I can't recall it perfectly well, but I remember being
a bit in the role of guide and scout. We got there right
in the mid-morning of a busy workday. This was when
the garment district, in 1966 or '67, was still a really
active and functioning work district. There were
Spanish guys everywhere, pushing wheeled carts
of fashion and clothing and clothing samples and
fabrics, everywhere. Back then a lot of the operation 
involved small-scale fashion cutters and stitchers,
design houses, style protoypes and such. Pretty big
operation  -  it's all gone now and all there are left is 
an occasional small scene, but all the out-on-the-street
transport is over and the fabrics and styles in use now
are just mostly cheap knock-offs for all the discount and
to-the-trade stores there  -  all the street-vendors that you
see (the stores say 'to the trade only' or wholesale
only, or 'sold by the gross' - 144 pieces, I think). They
range now from cheap handbags to cheaper sunglasses
and trinkets. The whole city street-trade buys from here 
for the street-table sales. In a year or so after this visit
with Donald, after I'd moved into NYC, all this still
went on and a lot of the lofts in use, as they were no
longer IN use, began to be illegally occupied as artist
studios, jazz and music lofts, etc., with people actually
living in them and making homes. All against code. I'd
often find myself, at some late-night hour, entering a
17th, or a 30th street loft, for whatever. It was how people
lived, or at least the art and breakaway crowd. I loved it.

What to do →
1. Answer these questions about the garment district recollection:
(a) In what years does the narrator place the garment district as still an active work district?
(b) What range of goods does the garment district recollection say the stores sell now?
(c) What uses were the lofts illegally occupied for?
2. Pick up the garment district recollection after its final sentence and extend it in the same voice.

Data segment →
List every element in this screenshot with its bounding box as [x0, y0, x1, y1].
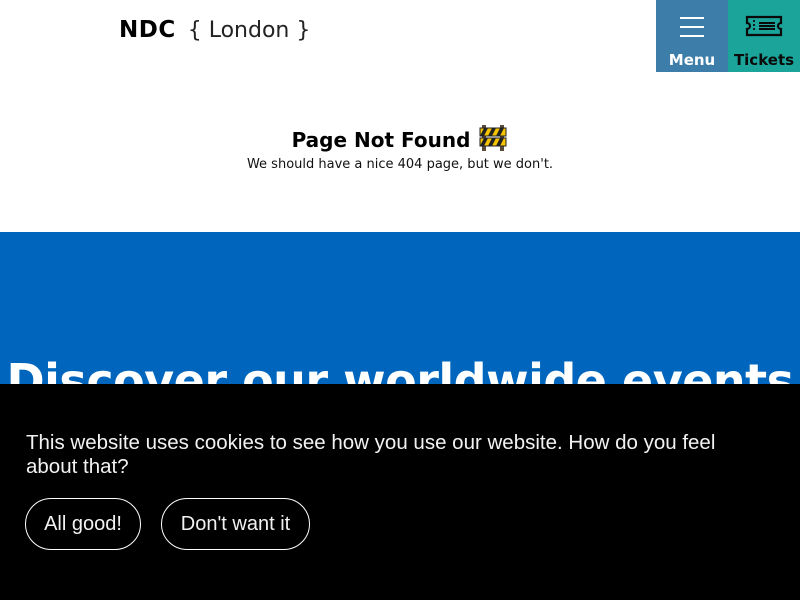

Answers provided →
1.
(a) 1966 or '67.
(b) They range from cheap handbags to cheaper sunglasses and trinkets.
(c) They were occupied as artist studios and as jazz and music lofts, with people actually living in them and making homes.

2.
You kind of had to see it from within to understand it.
Of course, Donald and I, at that point, didn't know any 
of this and we were just more awed by the spectacle.
Dirt, dust, crowds and noise. Music shops, with all those
strange instruments in the windows. People standing
about  -  you knew everyone was involved in something,
deeply and with fervor. And also, back then, in NYC,
daylight was one thing. The night scene was totally 
different. I can't really remember much of what we 
did, he says we got to the music store we sought, and
the sitar he was going to buy, when he got to it, no longer
seemed like a good deal, so he didn't. What was cool about
it was us  -  two Avenel kids, just stalking out, bumping
around the city streets without a real clue and with nothing
to do. On the one hand, that's how kids get in trouble, but  - 
on the other  -  that's not how it was for us. We weren't
after anything, all the mad scene was still like a year or
two away, and we were content to just walk and gape.
When you read other kid's episodes now, when people 
write of their early visits to the city, or their first times or
their life IN the city, it's all different. They write with all
the street-smarts and smart-alecky wisdom they have  -  
whether it's a late-addition or real. They knew, they claim,
where the drugs were, or the babes, or the crime, or the
stolen stuff and cheapo deals. Maybe so - but we sure as
hell didn't. Weren't even aware. It was a willow-the-wisp
serendipity trip in for us. Good day; but I can't remember
much else.
-
A couple of things I always took with me as lessons and 
memories, whether Avenel or NYC, were deliberation,
slowness, and clear-headed devotion to the task at hand.
That always seemed the key, to me, people get all mucked
up when they rush into things, try to do five things at once,
do too much, screw it up, over-compensate, etc. Instead, I
found, you just have to be steady and wise, quiet and deep.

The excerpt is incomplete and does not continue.